AIM OF THE EXERCISE: Where a line holds the word "this", copy that line.

=-=-=-=-=

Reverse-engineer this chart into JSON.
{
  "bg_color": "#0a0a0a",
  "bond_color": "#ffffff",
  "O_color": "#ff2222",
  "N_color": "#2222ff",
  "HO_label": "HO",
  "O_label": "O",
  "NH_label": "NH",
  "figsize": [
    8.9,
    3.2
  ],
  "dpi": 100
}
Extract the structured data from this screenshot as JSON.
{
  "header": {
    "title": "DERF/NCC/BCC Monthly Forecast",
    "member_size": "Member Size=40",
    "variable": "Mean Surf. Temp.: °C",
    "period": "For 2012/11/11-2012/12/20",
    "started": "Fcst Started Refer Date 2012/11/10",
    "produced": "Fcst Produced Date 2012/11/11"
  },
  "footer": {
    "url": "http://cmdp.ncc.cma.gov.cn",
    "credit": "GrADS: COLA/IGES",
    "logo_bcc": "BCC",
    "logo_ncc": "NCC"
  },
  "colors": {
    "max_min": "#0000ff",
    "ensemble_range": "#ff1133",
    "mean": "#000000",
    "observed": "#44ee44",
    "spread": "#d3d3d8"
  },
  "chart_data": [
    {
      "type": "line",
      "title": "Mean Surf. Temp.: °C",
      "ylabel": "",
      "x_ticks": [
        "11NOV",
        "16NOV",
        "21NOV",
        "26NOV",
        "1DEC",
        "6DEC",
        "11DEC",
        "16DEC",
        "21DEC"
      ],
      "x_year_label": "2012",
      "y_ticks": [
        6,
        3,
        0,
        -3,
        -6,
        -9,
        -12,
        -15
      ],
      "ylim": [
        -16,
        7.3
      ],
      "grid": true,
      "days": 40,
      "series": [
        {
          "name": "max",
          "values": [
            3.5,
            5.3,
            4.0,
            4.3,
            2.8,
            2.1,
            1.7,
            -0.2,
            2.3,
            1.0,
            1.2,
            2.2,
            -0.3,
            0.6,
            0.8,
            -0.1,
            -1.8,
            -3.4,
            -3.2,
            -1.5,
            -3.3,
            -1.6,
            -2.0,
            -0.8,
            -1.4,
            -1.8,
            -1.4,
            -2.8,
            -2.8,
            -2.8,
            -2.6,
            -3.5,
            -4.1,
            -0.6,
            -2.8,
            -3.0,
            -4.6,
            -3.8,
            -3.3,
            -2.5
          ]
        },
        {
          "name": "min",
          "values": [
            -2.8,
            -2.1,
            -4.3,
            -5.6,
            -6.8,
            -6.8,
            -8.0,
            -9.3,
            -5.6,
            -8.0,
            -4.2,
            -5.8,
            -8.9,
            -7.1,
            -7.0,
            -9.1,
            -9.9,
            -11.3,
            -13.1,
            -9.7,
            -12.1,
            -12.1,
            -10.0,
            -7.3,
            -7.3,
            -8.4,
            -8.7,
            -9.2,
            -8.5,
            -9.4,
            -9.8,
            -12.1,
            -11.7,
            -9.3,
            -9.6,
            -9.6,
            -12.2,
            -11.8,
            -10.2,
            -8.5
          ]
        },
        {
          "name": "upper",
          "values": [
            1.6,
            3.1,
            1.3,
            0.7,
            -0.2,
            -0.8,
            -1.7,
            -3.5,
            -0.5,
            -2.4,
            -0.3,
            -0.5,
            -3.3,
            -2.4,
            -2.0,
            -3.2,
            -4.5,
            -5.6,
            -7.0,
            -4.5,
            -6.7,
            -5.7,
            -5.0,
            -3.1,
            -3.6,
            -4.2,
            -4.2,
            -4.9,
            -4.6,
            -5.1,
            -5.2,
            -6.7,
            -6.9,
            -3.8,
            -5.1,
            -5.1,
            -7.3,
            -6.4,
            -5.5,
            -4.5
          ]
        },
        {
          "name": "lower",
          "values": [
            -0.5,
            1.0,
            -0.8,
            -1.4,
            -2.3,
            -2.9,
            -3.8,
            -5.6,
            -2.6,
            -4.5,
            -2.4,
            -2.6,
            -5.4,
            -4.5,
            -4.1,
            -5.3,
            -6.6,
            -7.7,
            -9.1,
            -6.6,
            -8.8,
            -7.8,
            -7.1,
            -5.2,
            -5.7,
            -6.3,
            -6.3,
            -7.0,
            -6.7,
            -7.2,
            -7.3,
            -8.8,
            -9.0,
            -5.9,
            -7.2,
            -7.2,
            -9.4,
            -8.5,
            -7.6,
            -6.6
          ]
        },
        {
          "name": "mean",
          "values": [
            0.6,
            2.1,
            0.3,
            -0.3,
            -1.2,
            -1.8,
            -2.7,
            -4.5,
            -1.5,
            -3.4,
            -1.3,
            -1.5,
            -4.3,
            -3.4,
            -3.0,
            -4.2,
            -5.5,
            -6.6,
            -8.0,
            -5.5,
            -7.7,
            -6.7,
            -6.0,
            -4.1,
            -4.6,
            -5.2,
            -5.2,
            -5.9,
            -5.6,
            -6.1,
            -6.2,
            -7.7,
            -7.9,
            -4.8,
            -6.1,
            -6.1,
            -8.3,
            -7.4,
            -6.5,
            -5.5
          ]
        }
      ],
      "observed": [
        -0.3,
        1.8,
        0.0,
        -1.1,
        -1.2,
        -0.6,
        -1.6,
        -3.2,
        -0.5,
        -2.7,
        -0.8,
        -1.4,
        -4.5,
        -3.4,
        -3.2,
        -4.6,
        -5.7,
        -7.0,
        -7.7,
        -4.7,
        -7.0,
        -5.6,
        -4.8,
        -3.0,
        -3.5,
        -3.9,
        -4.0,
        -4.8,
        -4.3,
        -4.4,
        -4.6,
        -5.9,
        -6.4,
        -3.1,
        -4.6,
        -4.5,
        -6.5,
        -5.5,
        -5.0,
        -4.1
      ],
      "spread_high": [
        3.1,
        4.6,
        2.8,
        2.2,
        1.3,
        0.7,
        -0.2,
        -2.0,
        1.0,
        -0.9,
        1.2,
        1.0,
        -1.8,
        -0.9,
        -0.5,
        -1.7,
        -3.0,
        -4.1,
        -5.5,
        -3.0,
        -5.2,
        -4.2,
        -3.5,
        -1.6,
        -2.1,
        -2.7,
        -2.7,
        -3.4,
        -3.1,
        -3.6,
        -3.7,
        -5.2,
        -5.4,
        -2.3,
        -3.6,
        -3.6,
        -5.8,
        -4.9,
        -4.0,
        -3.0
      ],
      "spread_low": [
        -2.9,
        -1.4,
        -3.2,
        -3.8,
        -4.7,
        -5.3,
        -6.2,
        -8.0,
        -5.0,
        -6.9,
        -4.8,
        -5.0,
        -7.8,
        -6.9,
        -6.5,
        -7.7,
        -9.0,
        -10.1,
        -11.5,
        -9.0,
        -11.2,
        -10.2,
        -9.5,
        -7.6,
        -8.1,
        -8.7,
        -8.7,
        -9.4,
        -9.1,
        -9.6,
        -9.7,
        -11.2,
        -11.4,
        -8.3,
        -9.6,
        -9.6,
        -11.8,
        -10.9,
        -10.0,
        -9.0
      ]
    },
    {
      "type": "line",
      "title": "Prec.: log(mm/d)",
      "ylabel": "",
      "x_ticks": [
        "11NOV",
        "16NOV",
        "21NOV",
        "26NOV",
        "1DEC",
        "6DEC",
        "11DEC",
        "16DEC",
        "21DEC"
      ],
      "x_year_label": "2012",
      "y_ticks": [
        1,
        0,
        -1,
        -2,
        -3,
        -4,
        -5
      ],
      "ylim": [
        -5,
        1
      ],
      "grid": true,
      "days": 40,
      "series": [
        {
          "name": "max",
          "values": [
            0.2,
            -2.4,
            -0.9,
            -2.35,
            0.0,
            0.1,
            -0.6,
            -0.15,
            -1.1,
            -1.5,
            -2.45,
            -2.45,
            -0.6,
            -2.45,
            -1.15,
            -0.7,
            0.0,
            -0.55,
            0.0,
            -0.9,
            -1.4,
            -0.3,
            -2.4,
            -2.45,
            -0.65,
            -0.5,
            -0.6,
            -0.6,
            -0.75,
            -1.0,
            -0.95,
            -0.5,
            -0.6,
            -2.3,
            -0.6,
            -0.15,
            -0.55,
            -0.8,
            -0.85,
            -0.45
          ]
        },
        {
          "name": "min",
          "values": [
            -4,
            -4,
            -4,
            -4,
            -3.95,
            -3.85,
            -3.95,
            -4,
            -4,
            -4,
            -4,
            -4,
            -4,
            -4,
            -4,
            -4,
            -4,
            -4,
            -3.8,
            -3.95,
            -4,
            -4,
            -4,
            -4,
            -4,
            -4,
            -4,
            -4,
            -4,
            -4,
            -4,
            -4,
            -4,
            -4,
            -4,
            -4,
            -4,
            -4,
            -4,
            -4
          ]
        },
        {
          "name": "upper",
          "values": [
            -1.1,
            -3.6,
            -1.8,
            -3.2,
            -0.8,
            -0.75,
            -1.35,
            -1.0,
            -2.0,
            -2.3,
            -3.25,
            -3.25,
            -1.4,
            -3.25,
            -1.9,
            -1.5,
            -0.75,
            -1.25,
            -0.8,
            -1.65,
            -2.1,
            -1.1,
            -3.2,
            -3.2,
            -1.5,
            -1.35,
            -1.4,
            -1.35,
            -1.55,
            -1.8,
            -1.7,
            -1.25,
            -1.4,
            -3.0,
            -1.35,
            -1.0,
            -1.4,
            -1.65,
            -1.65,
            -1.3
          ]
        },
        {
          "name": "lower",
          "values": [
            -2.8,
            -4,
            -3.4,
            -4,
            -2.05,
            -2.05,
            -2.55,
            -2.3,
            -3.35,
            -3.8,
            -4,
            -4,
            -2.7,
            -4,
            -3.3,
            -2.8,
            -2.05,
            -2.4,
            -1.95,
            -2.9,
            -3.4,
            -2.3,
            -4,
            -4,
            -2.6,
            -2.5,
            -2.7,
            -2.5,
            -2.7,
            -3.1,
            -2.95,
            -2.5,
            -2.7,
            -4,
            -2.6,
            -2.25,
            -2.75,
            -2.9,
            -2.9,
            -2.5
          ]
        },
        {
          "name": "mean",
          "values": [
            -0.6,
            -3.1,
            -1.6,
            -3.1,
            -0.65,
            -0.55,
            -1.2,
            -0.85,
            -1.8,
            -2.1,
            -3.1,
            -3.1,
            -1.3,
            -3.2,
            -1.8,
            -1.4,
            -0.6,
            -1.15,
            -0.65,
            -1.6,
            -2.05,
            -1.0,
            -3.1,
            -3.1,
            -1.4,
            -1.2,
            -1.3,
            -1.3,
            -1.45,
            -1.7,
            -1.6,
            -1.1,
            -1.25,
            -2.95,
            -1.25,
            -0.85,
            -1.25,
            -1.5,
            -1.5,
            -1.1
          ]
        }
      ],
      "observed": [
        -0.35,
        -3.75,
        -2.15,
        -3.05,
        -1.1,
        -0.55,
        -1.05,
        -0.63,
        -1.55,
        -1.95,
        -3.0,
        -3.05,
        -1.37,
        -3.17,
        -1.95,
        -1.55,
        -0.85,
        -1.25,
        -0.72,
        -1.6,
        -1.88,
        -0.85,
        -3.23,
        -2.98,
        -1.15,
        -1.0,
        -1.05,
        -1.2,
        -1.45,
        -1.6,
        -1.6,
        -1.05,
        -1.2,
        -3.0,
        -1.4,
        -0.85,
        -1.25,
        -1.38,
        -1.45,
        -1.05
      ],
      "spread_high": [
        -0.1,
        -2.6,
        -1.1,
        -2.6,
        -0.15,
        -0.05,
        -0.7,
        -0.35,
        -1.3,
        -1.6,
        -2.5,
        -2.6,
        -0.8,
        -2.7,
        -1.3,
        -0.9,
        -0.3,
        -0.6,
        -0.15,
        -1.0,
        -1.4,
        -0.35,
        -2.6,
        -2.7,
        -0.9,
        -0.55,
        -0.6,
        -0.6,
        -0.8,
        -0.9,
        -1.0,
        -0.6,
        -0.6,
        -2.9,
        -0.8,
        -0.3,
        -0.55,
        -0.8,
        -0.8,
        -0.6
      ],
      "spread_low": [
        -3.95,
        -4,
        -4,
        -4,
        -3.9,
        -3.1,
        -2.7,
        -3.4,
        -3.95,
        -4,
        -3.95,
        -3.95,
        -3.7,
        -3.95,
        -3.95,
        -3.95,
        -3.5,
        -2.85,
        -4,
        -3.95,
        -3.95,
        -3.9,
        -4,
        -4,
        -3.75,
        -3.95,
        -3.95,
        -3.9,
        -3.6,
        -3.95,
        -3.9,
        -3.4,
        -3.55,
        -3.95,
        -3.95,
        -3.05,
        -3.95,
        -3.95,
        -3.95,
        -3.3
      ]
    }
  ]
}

=-=-=-=-=

OUTPUT OF THE TASK:
Reverse-engineer this chart into JSON.
Extract the structured data from this screenshot as JSON.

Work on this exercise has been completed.